### Job
Repeat word for word the lines from the one holding "Output a JSON object describing the text" through the end, both ends included, and leave out every picture.
--- begin ---
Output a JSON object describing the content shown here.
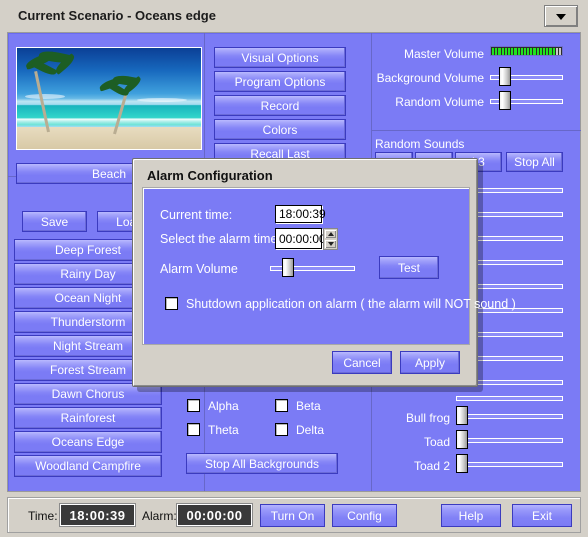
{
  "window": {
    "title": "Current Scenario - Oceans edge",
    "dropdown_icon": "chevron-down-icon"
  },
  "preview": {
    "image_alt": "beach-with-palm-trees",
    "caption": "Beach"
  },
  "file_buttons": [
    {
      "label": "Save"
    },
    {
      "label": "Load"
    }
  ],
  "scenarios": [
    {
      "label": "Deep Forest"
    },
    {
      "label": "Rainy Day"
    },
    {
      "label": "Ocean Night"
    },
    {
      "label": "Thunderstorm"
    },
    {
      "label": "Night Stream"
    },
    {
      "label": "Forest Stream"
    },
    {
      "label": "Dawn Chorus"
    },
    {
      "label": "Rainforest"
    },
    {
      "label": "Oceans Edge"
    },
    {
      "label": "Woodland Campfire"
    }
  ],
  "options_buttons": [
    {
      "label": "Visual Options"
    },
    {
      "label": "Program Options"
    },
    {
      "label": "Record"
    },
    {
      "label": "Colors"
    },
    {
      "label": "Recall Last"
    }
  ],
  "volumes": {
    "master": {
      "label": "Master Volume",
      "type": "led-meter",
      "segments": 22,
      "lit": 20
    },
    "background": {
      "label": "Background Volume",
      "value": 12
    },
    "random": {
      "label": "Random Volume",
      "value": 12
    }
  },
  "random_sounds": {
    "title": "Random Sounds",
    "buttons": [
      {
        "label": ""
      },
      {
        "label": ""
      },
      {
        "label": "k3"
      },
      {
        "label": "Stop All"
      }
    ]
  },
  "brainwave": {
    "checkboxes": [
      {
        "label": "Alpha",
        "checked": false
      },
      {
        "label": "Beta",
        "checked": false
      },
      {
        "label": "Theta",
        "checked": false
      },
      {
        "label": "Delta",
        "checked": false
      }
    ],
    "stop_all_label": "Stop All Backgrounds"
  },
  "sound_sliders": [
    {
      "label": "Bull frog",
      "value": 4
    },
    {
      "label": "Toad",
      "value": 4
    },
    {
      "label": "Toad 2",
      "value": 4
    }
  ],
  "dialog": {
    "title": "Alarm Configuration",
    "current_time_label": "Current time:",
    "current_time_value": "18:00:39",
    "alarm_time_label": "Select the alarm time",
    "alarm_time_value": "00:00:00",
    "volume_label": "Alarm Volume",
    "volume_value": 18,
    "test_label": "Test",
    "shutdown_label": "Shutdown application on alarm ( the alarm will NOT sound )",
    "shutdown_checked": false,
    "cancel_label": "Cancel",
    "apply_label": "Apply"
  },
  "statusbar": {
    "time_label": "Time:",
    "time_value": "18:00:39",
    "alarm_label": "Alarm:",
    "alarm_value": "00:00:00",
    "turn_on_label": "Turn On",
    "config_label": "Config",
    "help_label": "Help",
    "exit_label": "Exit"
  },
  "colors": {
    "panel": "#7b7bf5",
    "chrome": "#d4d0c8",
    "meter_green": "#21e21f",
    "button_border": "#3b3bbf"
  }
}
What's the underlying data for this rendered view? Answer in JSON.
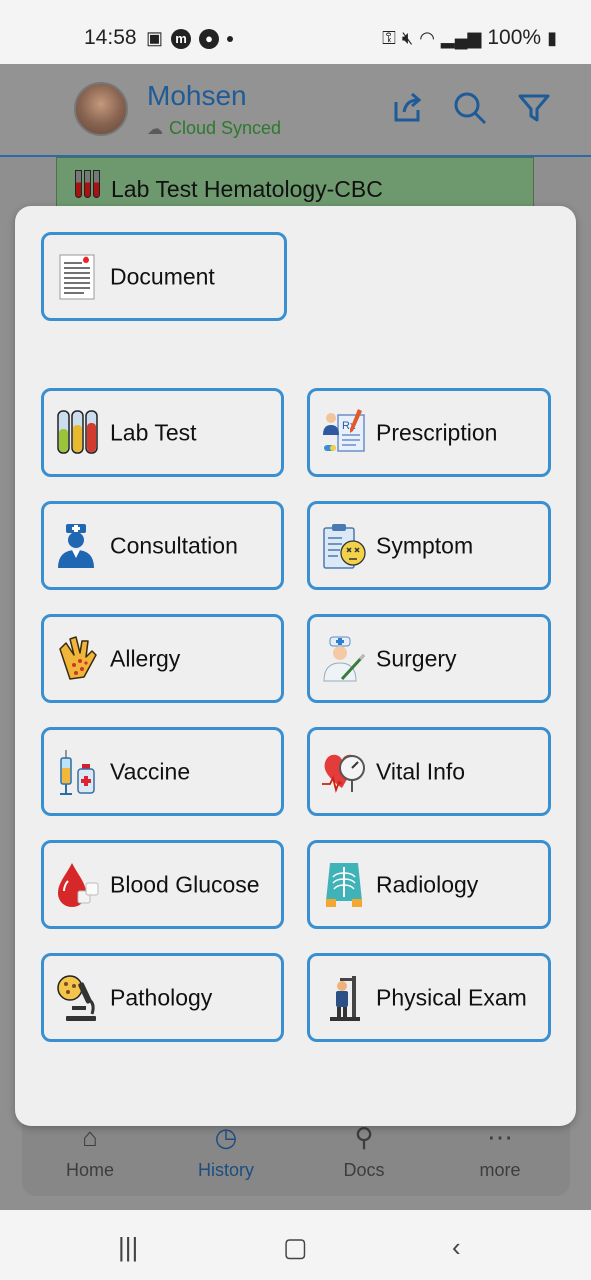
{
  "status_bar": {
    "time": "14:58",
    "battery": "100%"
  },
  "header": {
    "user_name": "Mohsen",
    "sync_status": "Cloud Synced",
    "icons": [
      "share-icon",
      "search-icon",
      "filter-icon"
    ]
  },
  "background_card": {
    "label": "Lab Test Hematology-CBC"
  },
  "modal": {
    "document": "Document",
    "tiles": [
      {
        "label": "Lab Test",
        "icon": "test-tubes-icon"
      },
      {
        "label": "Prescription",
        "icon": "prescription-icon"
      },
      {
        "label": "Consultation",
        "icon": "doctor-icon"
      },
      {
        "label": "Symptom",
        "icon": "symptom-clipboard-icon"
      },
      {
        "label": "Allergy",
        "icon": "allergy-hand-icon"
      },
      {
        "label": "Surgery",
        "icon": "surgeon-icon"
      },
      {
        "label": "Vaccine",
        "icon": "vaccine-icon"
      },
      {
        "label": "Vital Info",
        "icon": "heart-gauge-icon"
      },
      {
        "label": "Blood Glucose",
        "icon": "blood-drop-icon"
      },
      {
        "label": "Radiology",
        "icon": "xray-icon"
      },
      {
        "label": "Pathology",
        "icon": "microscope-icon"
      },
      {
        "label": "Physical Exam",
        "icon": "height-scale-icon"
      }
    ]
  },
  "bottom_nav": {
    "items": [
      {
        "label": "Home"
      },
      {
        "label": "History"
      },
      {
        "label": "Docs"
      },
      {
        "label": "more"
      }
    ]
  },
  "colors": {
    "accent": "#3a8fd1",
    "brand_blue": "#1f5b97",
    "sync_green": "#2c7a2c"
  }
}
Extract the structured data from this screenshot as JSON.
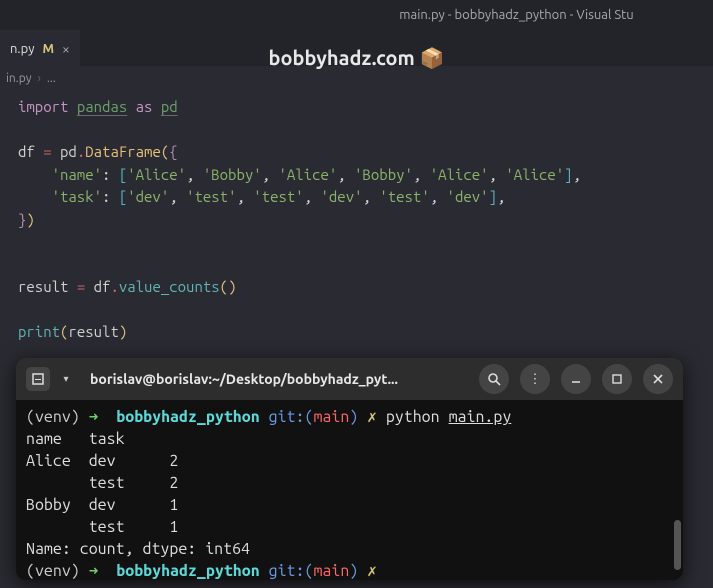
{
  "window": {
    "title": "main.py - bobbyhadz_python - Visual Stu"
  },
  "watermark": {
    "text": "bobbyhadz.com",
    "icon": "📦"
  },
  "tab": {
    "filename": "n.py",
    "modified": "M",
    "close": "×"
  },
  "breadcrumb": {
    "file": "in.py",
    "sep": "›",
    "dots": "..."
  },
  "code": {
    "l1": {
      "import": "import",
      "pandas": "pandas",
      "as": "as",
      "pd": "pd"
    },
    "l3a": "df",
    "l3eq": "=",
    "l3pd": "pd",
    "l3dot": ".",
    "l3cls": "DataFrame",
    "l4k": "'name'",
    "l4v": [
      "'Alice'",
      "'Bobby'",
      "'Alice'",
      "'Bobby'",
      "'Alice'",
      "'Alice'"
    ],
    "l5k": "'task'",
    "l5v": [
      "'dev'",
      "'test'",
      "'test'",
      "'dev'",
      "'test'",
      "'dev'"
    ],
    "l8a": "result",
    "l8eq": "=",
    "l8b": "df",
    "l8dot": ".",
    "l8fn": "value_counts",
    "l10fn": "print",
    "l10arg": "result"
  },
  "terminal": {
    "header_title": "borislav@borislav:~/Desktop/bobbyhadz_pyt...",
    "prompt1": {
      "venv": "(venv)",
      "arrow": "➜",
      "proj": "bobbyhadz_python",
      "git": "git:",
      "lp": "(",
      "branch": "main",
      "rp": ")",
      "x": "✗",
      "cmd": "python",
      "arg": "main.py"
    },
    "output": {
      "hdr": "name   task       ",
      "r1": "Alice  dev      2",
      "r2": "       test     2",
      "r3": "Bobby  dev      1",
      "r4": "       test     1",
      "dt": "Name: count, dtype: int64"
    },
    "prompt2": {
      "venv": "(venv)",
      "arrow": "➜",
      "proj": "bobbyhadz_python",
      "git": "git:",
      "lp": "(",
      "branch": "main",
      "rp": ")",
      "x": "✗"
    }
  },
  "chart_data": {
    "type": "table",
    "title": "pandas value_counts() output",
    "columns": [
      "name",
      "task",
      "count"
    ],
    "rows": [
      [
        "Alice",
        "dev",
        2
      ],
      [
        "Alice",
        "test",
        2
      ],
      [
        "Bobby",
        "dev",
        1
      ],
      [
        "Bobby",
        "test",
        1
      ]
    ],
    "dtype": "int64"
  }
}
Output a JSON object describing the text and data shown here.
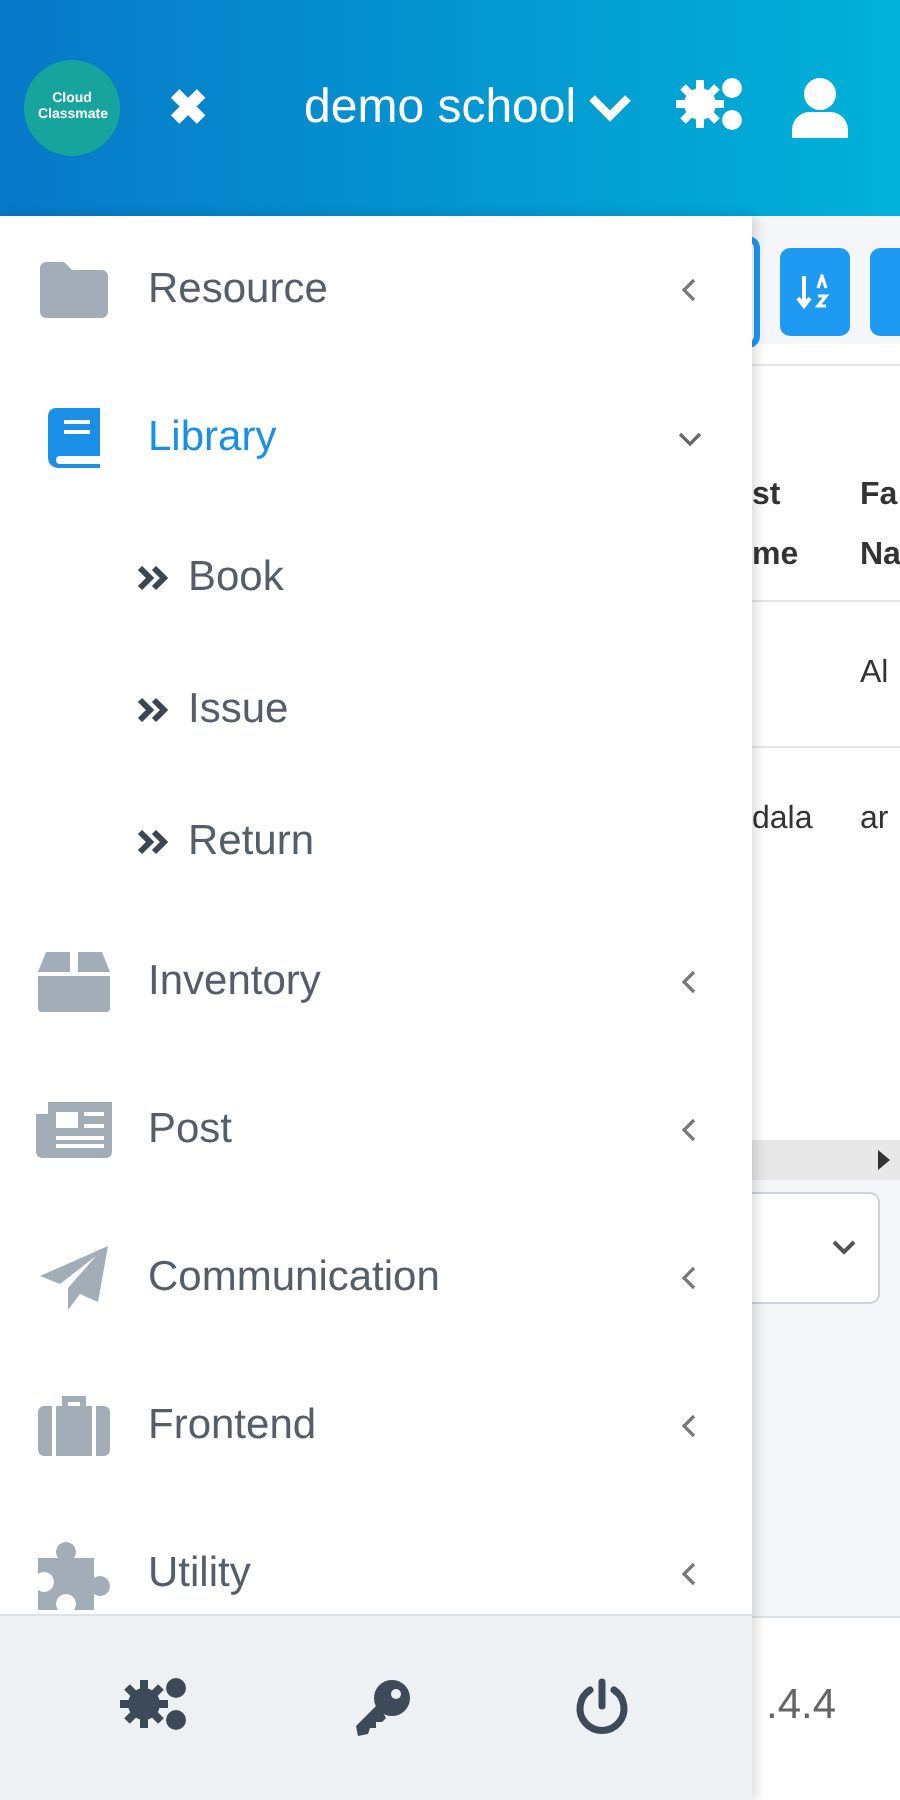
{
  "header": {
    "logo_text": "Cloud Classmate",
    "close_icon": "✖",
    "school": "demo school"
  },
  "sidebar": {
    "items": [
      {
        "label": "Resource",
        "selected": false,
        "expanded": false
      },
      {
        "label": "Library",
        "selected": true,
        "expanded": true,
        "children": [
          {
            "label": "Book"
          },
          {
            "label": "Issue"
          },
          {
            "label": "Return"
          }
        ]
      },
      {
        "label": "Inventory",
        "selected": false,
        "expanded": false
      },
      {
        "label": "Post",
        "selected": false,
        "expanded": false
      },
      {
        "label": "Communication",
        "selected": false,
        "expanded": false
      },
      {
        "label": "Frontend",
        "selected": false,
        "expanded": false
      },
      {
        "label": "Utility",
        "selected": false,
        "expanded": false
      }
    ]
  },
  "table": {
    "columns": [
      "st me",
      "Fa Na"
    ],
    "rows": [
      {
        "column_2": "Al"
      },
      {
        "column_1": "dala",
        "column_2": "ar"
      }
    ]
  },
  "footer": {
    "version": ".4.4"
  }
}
--- end ---
### Correct answer
Output a JSON object describing the text and data shown here.
{
  "header": {
    "logo_text": "Cloud Classmate",
    "close_icon": "✖",
    "school": "demo school"
  },
  "sidebar": {
    "items": [
      {
        "label": "Resource",
        "selected": false,
        "expanded": false
      },
      {
        "label": "Library",
        "selected": true,
        "expanded": true,
        "children": [
          {
            "label": "Book"
          },
          {
            "label": "Issue"
          },
          {
            "label": "Return"
          }
        ]
      },
      {
        "label": "Inventory",
        "selected": false,
        "expanded": false
      },
      {
        "label": "Post",
        "selected": false,
        "expanded": false
      },
      {
        "label": "Communication",
        "selected": false,
        "expanded": false
      },
      {
        "label": "Frontend",
        "selected": false,
        "expanded": false
      },
      {
        "label": "Utility",
        "selected": false,
        "expanded": false
      }
    ]
  },
  "table": {
    "columns": [
      "st me",
      "Fa Na"
    ],
    "rows": [
      {
        "column_2": "Al"
      },
      {
        "column_1": "dala",
        "column_2": "ar"
      }
    ]
  },
  "footer": {
    "version": ".4.4"
  }
}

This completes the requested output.